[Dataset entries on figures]
========
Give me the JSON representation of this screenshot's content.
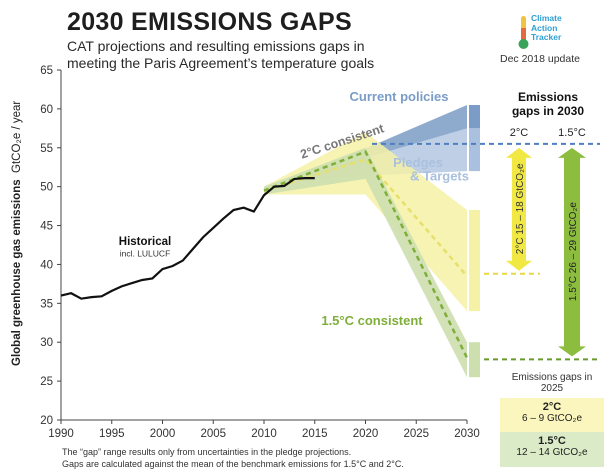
{
  "header": {
    "title": "2030 EMISSIONS GAPS",
    "subtitle": "CAT projections and resulting emissions gaps in meeting the Paris Agreement’s temperature goals",
    "date": "Dec 2018 update",
    "logo": [
      "Climate",
      "Action",
      "Tracker"
    ]
  },
  "colors": {
    "historical": "#111111",
    "current_policies": "#7a9cc6",
    "pledges": "#a9c0de",
    "two_c": "#e6e06b",
    "two_c_band": "#f5f1a6",
    "one_five_c": "#7fae3a",
    "one_five_c_band": "#cddfae"
  },
  "chart_data": {
    "type": "line",
    "ylabel": "Global greenhouse gas emissions",
    "yunit": "GtCO₂e / year",
    "xlim": [
      1990,
      2030
    ],
    "ylim": [
      20,
      65
    ],
    "xticks": [
      1990,
      1995,
      2000,
      2005,
      2010,
      2015,
      2020,
      2025,
      2030
    ],
    "yticks": [
      20,
      25,
      30,
      35,
      40,
      45,
      50,
      55,
      60,
      65
    ],
    "grid": false,
    "series": [
      {
        "name": "Historical",
        "note": "incl. LULUCF",
        "x": [
          1990,
          1991,
          1992,
          1993,
          1994,
          1995,
          1996,
          1997,
          1998,
          1999,
          2000,
          2001,
          2002,
          2003,
          2004,
          2005,
          2006,
          2007,
          2008,
          2009,
          2010,
          2011,
          2012,
          2013,
          2014,
          2015
        ],
        "y": [
          36.0,
          36.3,
          35.6,
          35.8,
          35.9,
          36.6,
          37.2,
          37.6,
          38.0,
          38.2,
          39.4,
          39.8,
          40.5,
          42.0,
          43.5,
          44.7,
          45.9,
          47.0,
          47.3,
          46.8,
          48.9,
          50.0,
          50.1,
          51.0,
          51.1,
          51.1
        ]
      },
      {
        "name": "Current policies",
        "x": [
          2013,
          2030
        ],
        "upper": [
          51.0,
          60.5
        ],
        "lower": [
          51.0,
          57.5
        ]
      },
      {
        "name": "Pledges & Targets",
        "x": [
          2013,
          2030
        ],
        "upper": [
          51.0,
          57.5
        ],
        "lower": [
          51.0,
          52.0
        ]
      },
      {
        "name": "2°C consistent",
        "x": [
          2010,
          2020,
          2030
        ],
        "mean": [
          49.5,
          53.5,
          38.5
        ],
        "upper": [
          50.0,
          57.0,
          47.0
        ],
        "lower": [
          49.0,
          49.0,
          34.0
        ]
      },
      {
        "name": "1.5°C consistent",
        "x": [
          2010,
          2020,
          2030
        ],
        "mean": [
          49.5,
          54.5,
          28.0
        ],
        "upper": [
          50.0,
          55.0,
          30.0
        ],
        "lower": [
          49.0,
          51.0,
          25.5
        ]
      }
    ],
    "benchmarks_2030": {
      "two_c": 38.8,
      "one_five_c": 27.8,
      "pledges_mean": 55.5
    }
  },
  "gaps_2030": {
    "title": "Emissions gaps in 2030",
    "two_c": {
      "label": "2°C",
      "range": "15 – 18 GtCO₂e"
    },
    "one_five_c": {
      "label": "1.5°C",
      "range": "26 – 29 GtCO₂e"
    }
  },
  "gaps_2025": {
    "title": "Emissions gaps in 2025",
    "two_c": {
      "label": "2°C",
      "range": "6 – 9  GtCO₂e"
    },
    "one_five_c": {
      "label": "1.5°C",
      "range": "12 – 14  GtCO₂e"
    }
  },
  "footnote": [
    "The “gap” range results only from uncertainties in the pledge projections.",
    "Gaps are calculated against the mean of the benchmark emissions for 1.5°C and 2°C."
  ]
}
========
From the data above, show each line that contains "projections".

    "subtitle": "CAT projections and resulting emissions gaps in meeting the Paris Agreement’s temperature goals",
    "The “gap” range results only from uncertainties in the pledge projections.",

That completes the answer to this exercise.